Lines containing the string "this" are to be counted; report the total by itself.

*** INFORMATION SUPPLIED ***

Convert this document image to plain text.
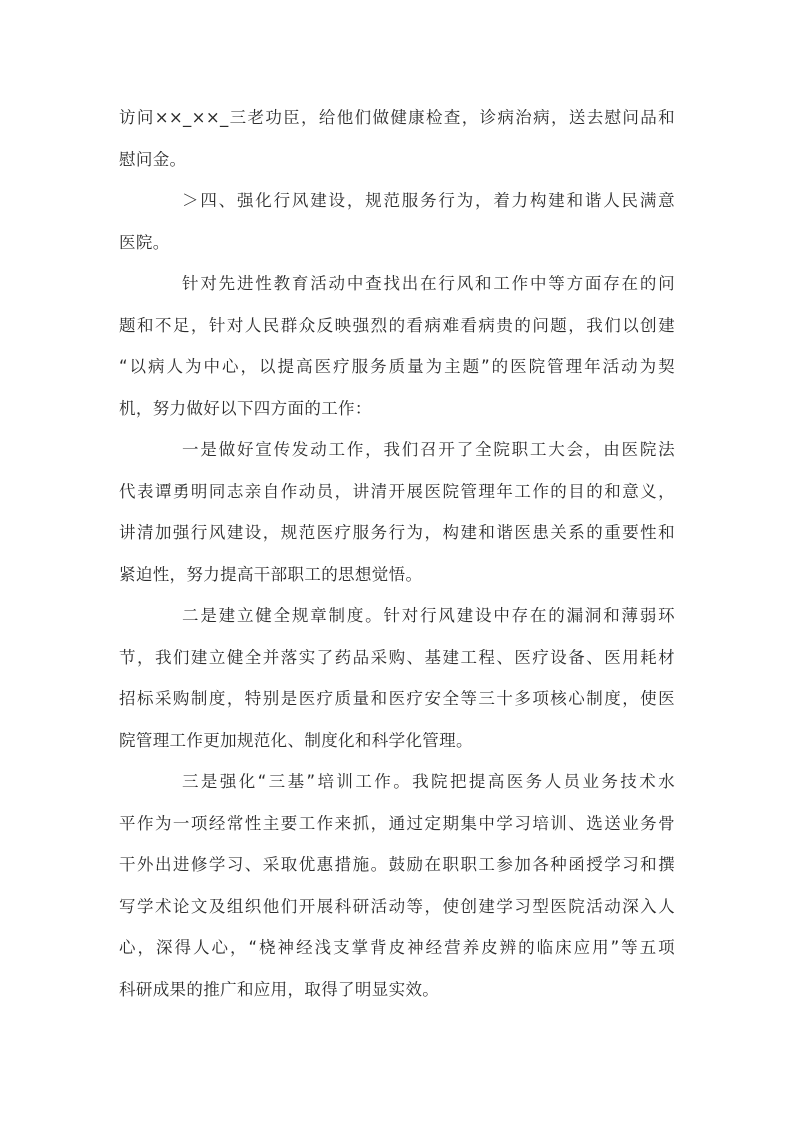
访问××_××_三老功臣，给他们做健康检查，诊病治病，送去慰问品和
慰问金。

＞四、强化行风建设，规范服务行为，着力构建和谐人民满意
医院。

针对先进性教育活动中查找出在行风和工作中等方面存在的问
题和不足，针对人民群众反映强烈的看病难看病贵的问题，我们以创建
“以病人为中心，以提高医疗服务质量为主题”的医院管理年活动为契
机，努力做好以下四方面的工作：

一是做好宣传发动工作，我们召开了全院职工大会，由医院法
代表谭勇明同志亲自作动员，讲清开展医院管理年工作的目的和意义，
讲清加强行风建设，规范医疗服务行为，构建和谐医患关系的重要性和
紧迫性，努力提高干部职工的思想觉悟。

二是建立健全规章制度。针对行风建设中存在的漏洞和薄弱环
节，我们建立健全并落实了药品采购、基建工程、医疗设备、医用耗材
招标采购制度，特别是医疗质量和医疗安全等三十多项核心制度，使医
院管理工作更加规范化、制度化和科学化管理。

三是强化“三基”培训工作。我院把提高医务人员业务技术水
平作为一项经常性主要工作来抓，通过定期集中学习培训、选送业务骨
干外出进修学习、采取优惠措施。鼓励在职职工参加各种函授学习和撰
写学术论文及组织他们开展科研活动等，使创建学习型医院活动深入人
心，深得人心，“桡神经浅支掌背皮神经营养皮辨的临床应用”等五项
科研成果的推广和应用，取得了明显实效。
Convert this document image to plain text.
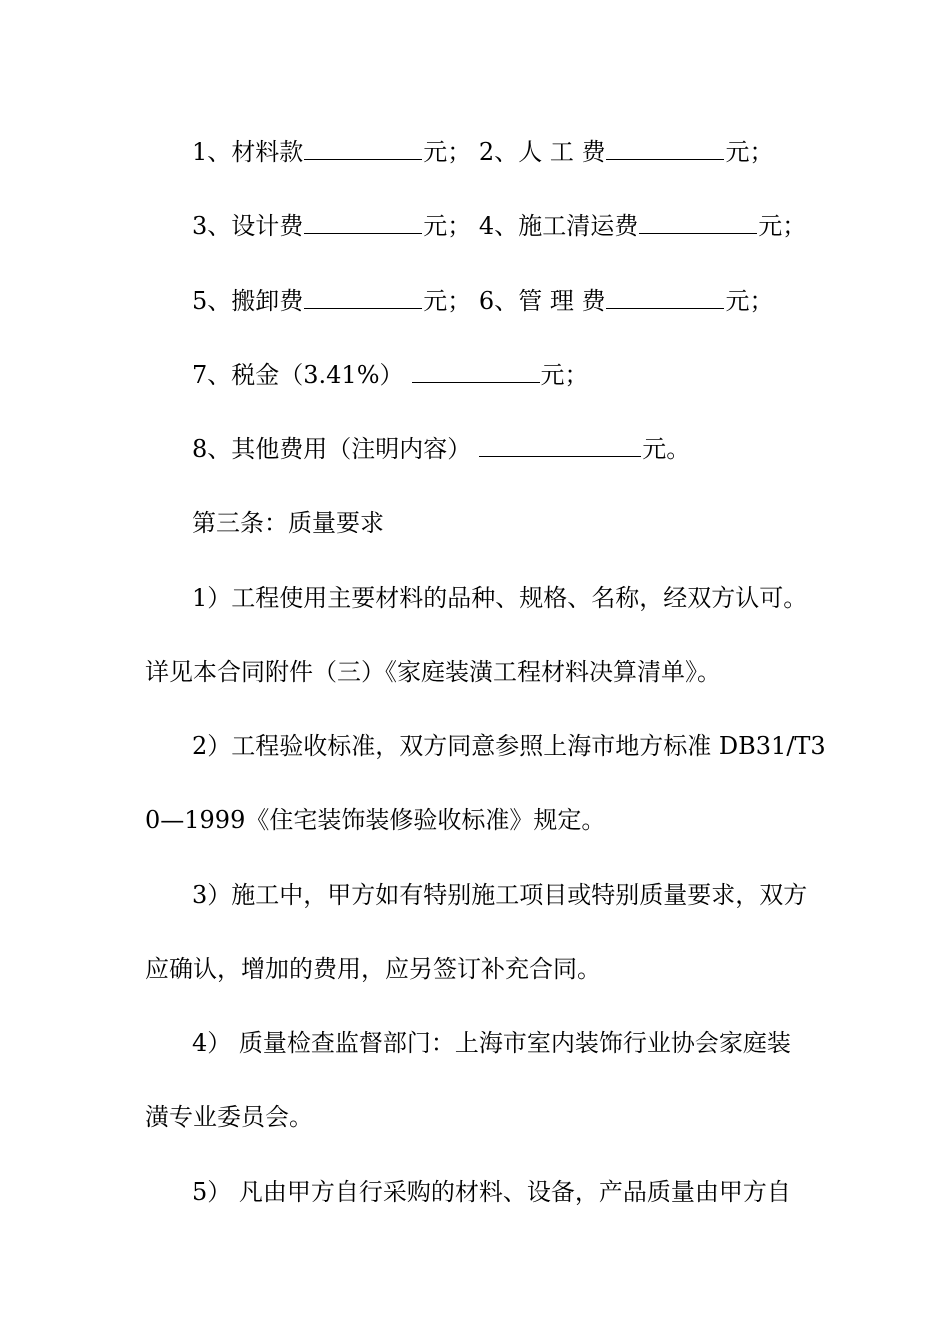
1、材料款	元； 2、人 工 费	元；
3、设计费	元； 4、施工清运费	元；
5、搬卸费	元； 6、管 理 费	元；
7、税金（3.41%）	元；
8、其他费用（注明内容）	元。
第三条：质量要求
1）工程使用主要材料的品种、规格、名称，经双方认可。
详见本合同附件（三）《家庭装潢工程材料决算清单》。
2）工程验收标准，双方同意参照上海市地方标准 DB31/T3
0—1999《住宅装饰装修验收标准》规定。
3）施工中，甲方如有特别施工项目或特别质量要求，双方
应确认，增加的费用，应另签订补充合同。
4） 质量检查监督部门：上海市室内装饰行业协会家庭装
潢专业委员会。
5） 凡由甲方自行采购的材料、设备，产品质量由甲方自
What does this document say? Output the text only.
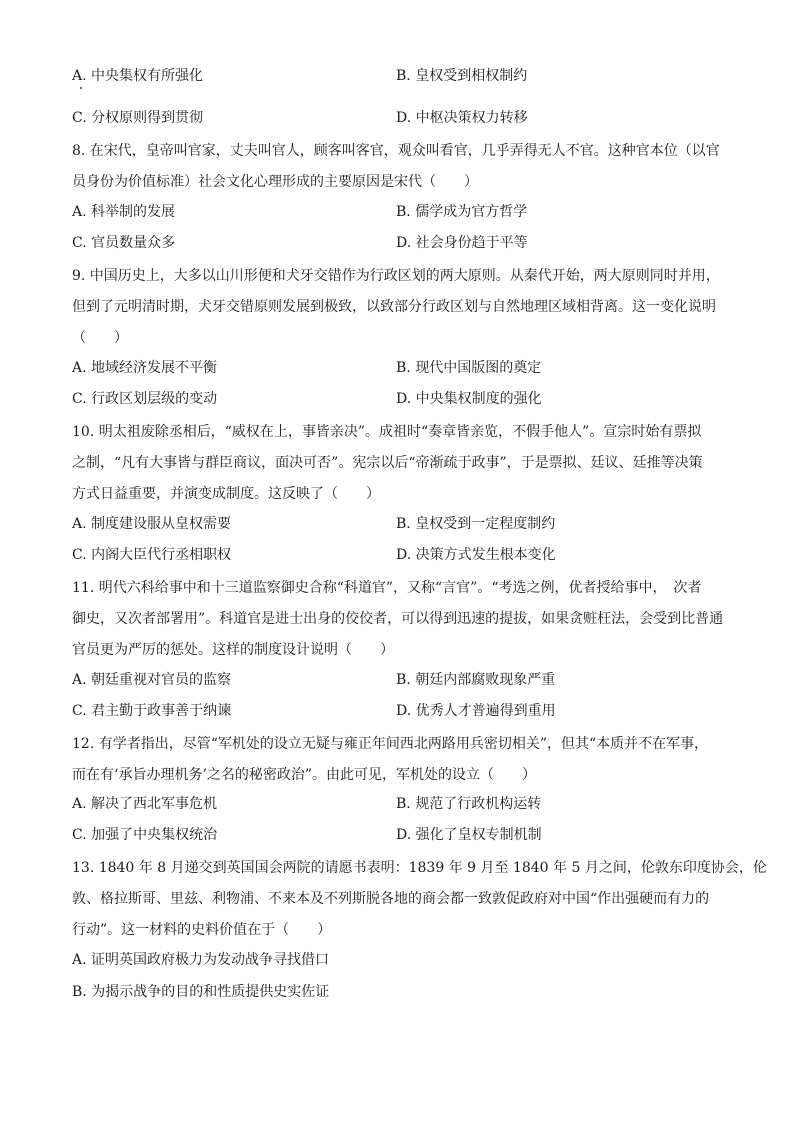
A. 中央集权有所强化	B. 皇权受到相权制约
C. 分权原则得到贯彻	D. 中枢决策权力转移
8. 在宋代，皇帝叫官家，丈夫叫官人，顾客叫客官，观众叫看官，几乎弄得无人不官。这种官本位（以官
员身份为价值标准）社会文化心理形成的主要原因是宋代（　　）
A. 科举制的发展	B. 儒学成为官方哲学
C. 官员数量众多	D. 社会身份趋于平等
9. 中国历史上，大多以山川形便和犬牙交错作为行政区划的两大原则。从秦代开始，两大原则同时并用，
但到了元明清时期，犬牙交错原则发展到极致，以致部分行政区划与自然地理区域相背离。这一变化说明
（　　）
A. 地域经济发展不平衡	B. 现代中国版图的奠定
C. 行政区划层级的变动	D. 中央集权制度的强化
10. 明太祖废除丞相后，“威权在上，事皆亲决”。成祖时“奏章皆亲览，不假手他人”。宣宗时始有票拟
之制，“凡有大事皆与群臣商议，面决可否”。宪宗以后“帝渐疏于政事”，于是票拟、廷议、廷推等决策
方式日益重要，并演变成制度。这反映了（　　）
A. 制度建设服从皇权需要	B. 皇权受到一定程度制约
C. 内阁大臣代行丞相职权	D. 决策方式发生根本变化
11. 明代六科给事中和十三道监察御史合称“科道官”，又称“言官”。“考选之例，优者授给事中，　次者
御史，又次者部署用”。科道官是进士出身的佼佼者，可以得到迅速的提拔，如果贪赃枉法，会受到比普通
官员更为严厉的惩处。这样的制度设计说明（　　）
A. 朝廷重视对官员的监察	B. 朝廷内部腐败现象严重
C. 君主勤于政事善于纳谏	D. 优秀人才普遍得到重用
12. 有学者指出，尽管“军机处的设立无疑与雍正年间西北两路用兵密切相关”，但其“本质并不在军事，
而在有‘承旨办理机务’之名的秘密政治”。由此可见，军机处的设立（　　）
A. 解决了西北军事危机	B. 规范了行政机构运转
C. 加强了中央集权统治	D. 强化了皇权专制机制
13. 1840 年 8 月递交到英国国会两院的请愿书表明：1839 年 9 月至 1840 年 5 月之间，伦敦东印度协会，伦
敦、格拉斯哥、里兹、利物浦、不来本及不列斯脱各地的商会都一致敦促政府对中国“作出强硬而有力的
行动”。这一材料的史料价值在于（　　）
A. 证明英国政府极力为发动战争寻找借口
B. 为揭示战争的目的和性质提供史实佐证
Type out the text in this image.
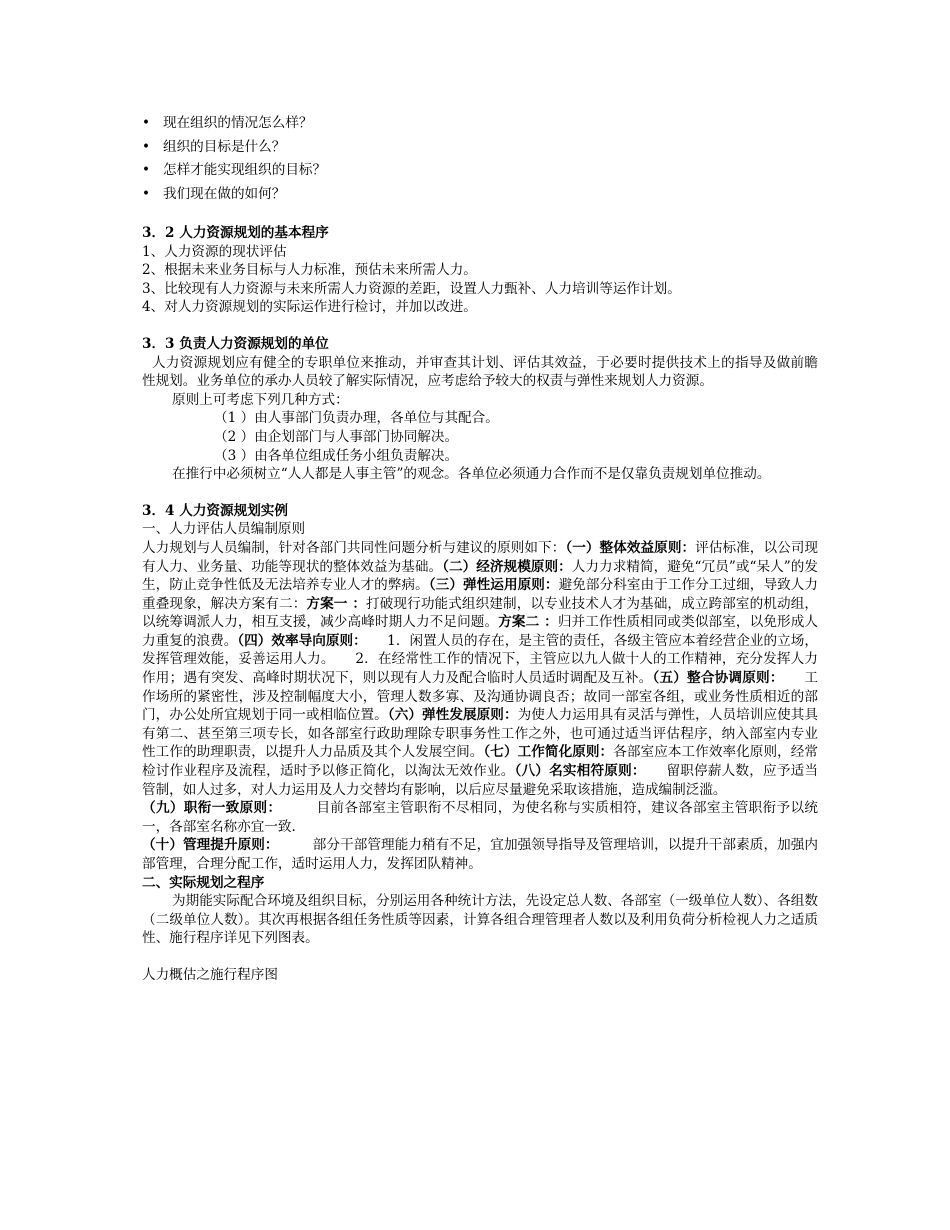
• 现在组织的情况怎么样？
• 组织的目标是什么？
• 怎样才能实现组织的目标？
• 我们现在做的如何？

3．2 人力资源规划的基本程序

1、人力资源的现状评估

2、根据未来业务目标与人力标准，预估未来所需人力。

3、比较现有人力资源与未来所需人力资源的差距，设置人力甄补、人力培训等运作计划。

4、对人力资源规划的实际运作进行检讨，并加以改进。

3．3 负责人力资源规划的单位

人力资源规划应有健全的专职单位来推动，并审查其计划、评估其效益，于必要时提供技术上的指导及做前瞻性规划。业务单位的承办人员较了解实际情况，应考虑给予较大的权责与弹性来规划人力资源。

原则上可考虑下列几种方式：

（1 ）由人事部门负责办理，各单位与其配合。

（2 ）由企划部门与人事部门协同解决。

（3 ）由各单位组成任务小组负责解决。

在推行中必须树立“人人都是人事主管”的观念。各单位必须通力合作而不是仅靠负责规划单位推动。

3．4 人力资源规划实例

一、人力评估人员编制原则

人力规划与人员编制，针对各部门共同性问题分析与建议的原则如下：（一）整体效益原则：评估标准，以公司现有人力、业务量、功能等现状的整体效益为基础。（二）经济规模原则：人力力求精简，避免“冗员”或“呆人”的发生，防止竞争性低及无法培养专业人才的弊病。（三）弹性运用原则：避免部分科室由于工作分工过细，导致人力重叠现象，解决方案有二：方案一 ：打破现行功能式组织建制，以专业技术人才为基础，成立跨部室的机动组，以统筹调派人力，相互支援，减少高峰时期人力不足问题。方案二 ：归并工作性质相同或类似部室，以免形成人力重复的浪费。（四）效率导向原则：　　1．闲置人员的存在，是主管的责任，各级主管应本着经营企业的立场，发挥管理效能，妥善运用人力。　　2．在经常性工作的情况下，主管应以九人做十人的工作精神，充分发挥人力作用；遇有突发、高峰时期状况下，则以现有人力及配合临时人员适时调配及互补。（五）整合协调原则：　　工作场所的紧密性，涉及控制幅度大小，管理人数多寡、及沟通协调良否；故同一部室各组，或业务性质相近的部门，办公处所宜规划于同一或相临位置。（六）弹性发展原则：为使人力运用具有灵活与弹性，人员培训应使其具有第二、甚至第三项专长，如各部室行政助理除专职事务性工作之外，也可通过适当评估程序，纳入部室内专业性工作的助理职责，以提升人力品质及其个人发展空间。（七）工作简化原则：各部室应本工作效率化原则，经常检讨作业程序及流程，适时予以修正简化，以淘汰无效作业。（八）名实相符原则：　　留职停薪人数，应予适当管制，如人过多，对人力运用及人力交替均有影响，以后应尽量避免采取该措施，造成编制泛滥。

（九）职衔一致原则：　　　目前各部室主管职衔不尽相同，为使名称与实质相符，建议各部室主管职衔予以统一，各部室名称亦宜一致.

（十）管理提升原则：　　　部分干部管理能力稍有不足，宜加强领导指导及管理培训，以提升干部素质，加强内部管理，合理分配工作，适时运用人力，发挥团队精神。

二、实际规划之程序

为期能实际配合环境及组织目标，分别运用各种统计方法，先设定总人数、各部室（一级单位人数）、各组数（二级单位人数）。其次再根据各组任务性质等因素，计算各组合理管理者人数以及利用负荷分析检视人力之适质性、施行程序详见下列图表。

人力概估之施行程序图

***

REPLY TO THE TASK
4